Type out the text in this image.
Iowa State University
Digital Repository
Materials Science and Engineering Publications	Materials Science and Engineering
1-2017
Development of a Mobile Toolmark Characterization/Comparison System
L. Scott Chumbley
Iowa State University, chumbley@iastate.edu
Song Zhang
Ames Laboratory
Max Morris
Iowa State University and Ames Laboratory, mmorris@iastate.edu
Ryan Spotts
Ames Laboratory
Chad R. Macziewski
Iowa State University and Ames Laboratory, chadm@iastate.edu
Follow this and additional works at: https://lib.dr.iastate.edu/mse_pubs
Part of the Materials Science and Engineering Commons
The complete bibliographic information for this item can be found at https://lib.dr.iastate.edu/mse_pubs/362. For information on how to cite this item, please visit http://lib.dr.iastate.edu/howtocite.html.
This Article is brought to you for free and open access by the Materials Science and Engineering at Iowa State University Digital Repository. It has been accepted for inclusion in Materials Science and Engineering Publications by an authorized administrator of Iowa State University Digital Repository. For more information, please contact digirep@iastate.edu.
• • • • • • •
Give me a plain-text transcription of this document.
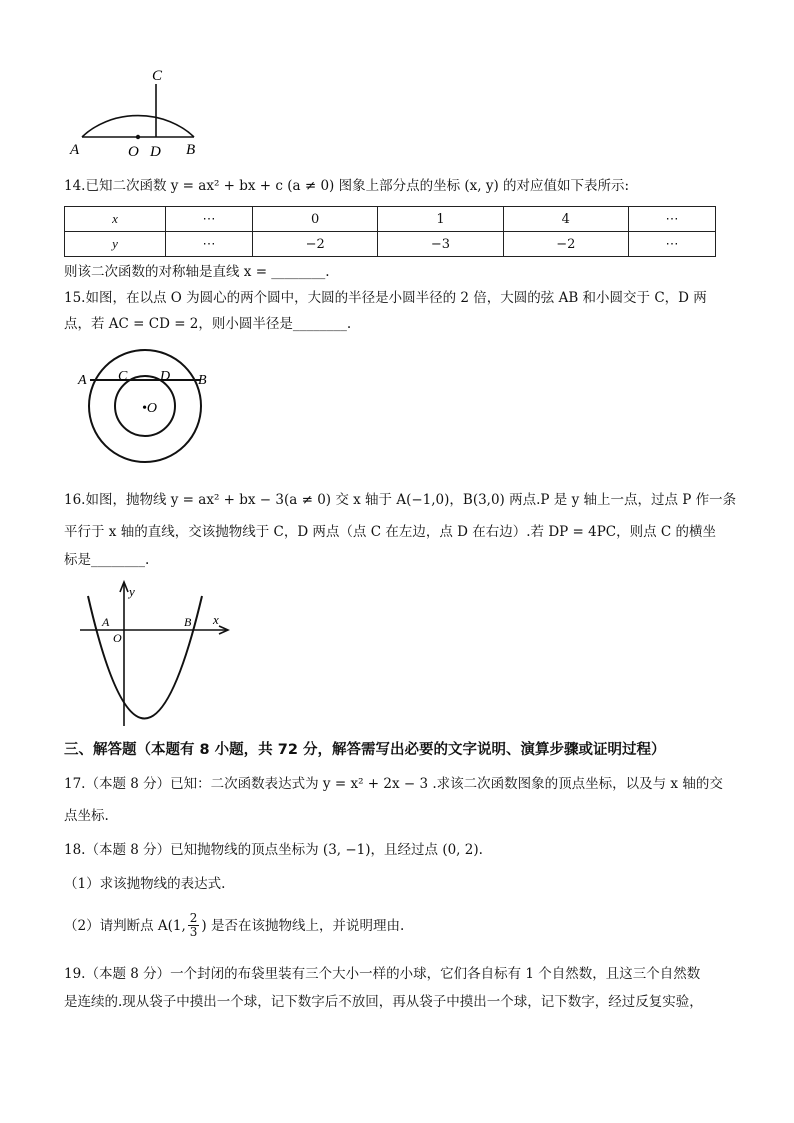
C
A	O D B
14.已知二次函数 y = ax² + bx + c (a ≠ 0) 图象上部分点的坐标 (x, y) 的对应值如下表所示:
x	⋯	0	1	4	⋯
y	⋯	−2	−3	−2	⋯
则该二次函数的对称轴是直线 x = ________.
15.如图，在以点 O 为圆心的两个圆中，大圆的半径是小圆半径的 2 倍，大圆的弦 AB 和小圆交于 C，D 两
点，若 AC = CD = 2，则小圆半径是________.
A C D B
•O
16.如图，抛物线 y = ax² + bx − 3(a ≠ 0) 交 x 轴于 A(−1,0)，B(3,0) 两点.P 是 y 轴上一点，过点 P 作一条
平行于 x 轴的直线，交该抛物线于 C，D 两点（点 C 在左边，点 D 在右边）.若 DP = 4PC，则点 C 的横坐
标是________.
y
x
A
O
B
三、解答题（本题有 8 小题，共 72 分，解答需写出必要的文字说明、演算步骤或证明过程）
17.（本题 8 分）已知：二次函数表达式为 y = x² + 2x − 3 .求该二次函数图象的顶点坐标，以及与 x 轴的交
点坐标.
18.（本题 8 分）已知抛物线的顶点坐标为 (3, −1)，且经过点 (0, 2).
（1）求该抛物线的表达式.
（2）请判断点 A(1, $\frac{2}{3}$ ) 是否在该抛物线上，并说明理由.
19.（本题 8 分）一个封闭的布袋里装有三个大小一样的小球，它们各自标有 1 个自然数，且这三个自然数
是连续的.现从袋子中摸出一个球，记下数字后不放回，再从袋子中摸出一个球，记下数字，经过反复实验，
• • • • • • •
**Task prompt:**
Take every line containing the word "https" and copy it.

**The result:**
Follow this and additional works at: https://lib.dr.iastate.edu/mse_pubs
The complete bibliographic information for this item can be found at https://lib.dr.iastate.edu/mse_pubs/362. For information on how to cite this item, please visit http://lib.dr.iastate.edu/howtocite.html.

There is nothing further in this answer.